=== DATASET RECORDS ===

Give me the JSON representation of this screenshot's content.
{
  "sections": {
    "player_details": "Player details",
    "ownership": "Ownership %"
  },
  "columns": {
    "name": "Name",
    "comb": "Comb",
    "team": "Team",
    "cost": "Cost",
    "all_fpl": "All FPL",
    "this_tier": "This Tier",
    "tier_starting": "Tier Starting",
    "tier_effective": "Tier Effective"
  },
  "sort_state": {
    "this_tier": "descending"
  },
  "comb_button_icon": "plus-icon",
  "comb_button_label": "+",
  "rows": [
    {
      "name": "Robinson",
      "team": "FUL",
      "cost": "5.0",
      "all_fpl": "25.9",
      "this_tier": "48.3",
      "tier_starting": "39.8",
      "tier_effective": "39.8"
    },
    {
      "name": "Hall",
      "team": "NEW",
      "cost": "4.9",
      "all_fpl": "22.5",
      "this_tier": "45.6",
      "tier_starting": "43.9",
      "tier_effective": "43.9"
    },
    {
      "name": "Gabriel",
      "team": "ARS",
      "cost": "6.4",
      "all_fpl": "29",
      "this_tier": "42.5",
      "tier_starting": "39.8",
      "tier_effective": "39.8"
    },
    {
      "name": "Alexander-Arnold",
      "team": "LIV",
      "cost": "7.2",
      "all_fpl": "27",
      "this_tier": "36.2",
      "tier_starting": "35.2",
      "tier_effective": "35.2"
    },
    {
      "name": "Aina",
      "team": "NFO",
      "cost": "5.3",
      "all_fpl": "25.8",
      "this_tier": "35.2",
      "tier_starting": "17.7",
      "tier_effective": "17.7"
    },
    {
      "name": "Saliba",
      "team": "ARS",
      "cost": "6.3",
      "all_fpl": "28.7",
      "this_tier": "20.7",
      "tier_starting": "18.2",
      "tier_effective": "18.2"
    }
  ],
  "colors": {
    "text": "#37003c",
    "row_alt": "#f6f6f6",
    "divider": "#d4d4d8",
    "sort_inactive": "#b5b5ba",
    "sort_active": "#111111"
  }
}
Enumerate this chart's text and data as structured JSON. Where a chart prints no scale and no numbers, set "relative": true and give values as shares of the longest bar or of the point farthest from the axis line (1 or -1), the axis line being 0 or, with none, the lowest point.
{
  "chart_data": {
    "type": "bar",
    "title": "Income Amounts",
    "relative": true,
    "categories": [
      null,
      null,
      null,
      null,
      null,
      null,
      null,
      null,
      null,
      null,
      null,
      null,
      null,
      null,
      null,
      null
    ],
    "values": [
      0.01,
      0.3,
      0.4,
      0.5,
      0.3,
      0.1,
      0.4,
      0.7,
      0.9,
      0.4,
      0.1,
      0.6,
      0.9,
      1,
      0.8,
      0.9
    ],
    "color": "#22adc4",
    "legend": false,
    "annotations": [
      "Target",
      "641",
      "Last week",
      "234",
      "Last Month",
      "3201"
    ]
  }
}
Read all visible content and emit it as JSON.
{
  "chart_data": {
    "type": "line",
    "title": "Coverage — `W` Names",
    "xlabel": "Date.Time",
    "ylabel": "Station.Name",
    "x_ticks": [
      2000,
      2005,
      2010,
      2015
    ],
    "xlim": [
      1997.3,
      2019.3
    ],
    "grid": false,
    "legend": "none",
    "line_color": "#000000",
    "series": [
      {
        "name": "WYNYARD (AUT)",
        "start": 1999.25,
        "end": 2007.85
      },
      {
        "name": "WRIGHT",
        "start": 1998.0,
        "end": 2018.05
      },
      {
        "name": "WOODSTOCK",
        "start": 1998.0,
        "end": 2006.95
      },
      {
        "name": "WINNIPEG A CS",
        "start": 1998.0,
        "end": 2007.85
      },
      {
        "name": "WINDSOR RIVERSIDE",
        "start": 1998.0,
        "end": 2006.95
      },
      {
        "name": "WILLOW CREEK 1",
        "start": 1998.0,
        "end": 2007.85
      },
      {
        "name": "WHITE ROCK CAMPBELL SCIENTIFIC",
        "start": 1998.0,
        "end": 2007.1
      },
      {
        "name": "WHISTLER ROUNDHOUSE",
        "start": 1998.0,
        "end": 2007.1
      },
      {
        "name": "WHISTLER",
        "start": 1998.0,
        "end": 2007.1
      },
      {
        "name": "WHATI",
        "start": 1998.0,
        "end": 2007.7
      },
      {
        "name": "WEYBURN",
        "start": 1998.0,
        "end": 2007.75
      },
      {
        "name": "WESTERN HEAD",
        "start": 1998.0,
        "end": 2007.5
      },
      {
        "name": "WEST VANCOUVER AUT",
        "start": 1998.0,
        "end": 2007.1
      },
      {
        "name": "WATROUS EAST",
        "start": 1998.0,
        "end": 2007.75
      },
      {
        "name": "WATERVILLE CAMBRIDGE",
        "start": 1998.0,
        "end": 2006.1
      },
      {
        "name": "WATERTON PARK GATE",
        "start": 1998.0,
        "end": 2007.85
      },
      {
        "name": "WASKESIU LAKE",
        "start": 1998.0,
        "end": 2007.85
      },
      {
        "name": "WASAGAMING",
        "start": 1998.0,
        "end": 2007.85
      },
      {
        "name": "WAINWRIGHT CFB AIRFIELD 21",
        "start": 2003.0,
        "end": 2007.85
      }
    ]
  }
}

===

* **YOUR INSTRUCTIONS**:
Return all lines with the word "text" in them.

* **RESULT OF THE EXERCISE**:
    "text": "#37003c",
Enumerate this chart's text and data as structured JSON. Where a chart prints no scale and no numbers, set "relative": true and give values as shares of the longest bar or of the point farthest from the axis line (1 or -1), the axis line being 0 or, with none, the lowest point.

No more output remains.